* _Requirement_
Could you output each line of the data that follows exactly?

[Rows from a dataset]
################

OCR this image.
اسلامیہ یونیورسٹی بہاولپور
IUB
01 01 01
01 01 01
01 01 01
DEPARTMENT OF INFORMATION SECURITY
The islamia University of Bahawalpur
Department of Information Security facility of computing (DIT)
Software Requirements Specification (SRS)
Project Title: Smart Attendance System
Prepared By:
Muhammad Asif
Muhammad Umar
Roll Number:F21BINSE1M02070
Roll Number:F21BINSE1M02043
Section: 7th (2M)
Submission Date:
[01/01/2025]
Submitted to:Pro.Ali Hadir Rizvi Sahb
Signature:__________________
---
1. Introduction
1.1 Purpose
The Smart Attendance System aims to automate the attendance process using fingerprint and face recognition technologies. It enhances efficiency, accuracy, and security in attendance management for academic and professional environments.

################

* _Solution to this task_
OCR this image.
اسلامیہ یونیورسٹی بہاولپور
IUB
01 01 01
01 01 01
01 01 01
DEPARTMENT OF INFORMATION SECURITY
The islamia University of Bahawalpur
Department of Information Security facility of computing (DIT)
Software Requirements Specification (SRS)
Project Title: Smart Attendance System
Prepared By:
Muhammad Asif
Muhammad Umar
Roll Number:F21BINSE1M02070
Roll Number:F21BINSE1M02043
Section: 7th (2M)
Submission Date:
[01/01/2025]
Submitted to:Pro.Ali Hadir Rizvi Sahb
Signature:__________________
---
1. Introduction
1.1 Purpose
The Smart Attendance System aims to automate the attendance process using fingerprint and face recognition technologies. It enhances efficiency, accuracy, and security in attendance management for academic and professional environments.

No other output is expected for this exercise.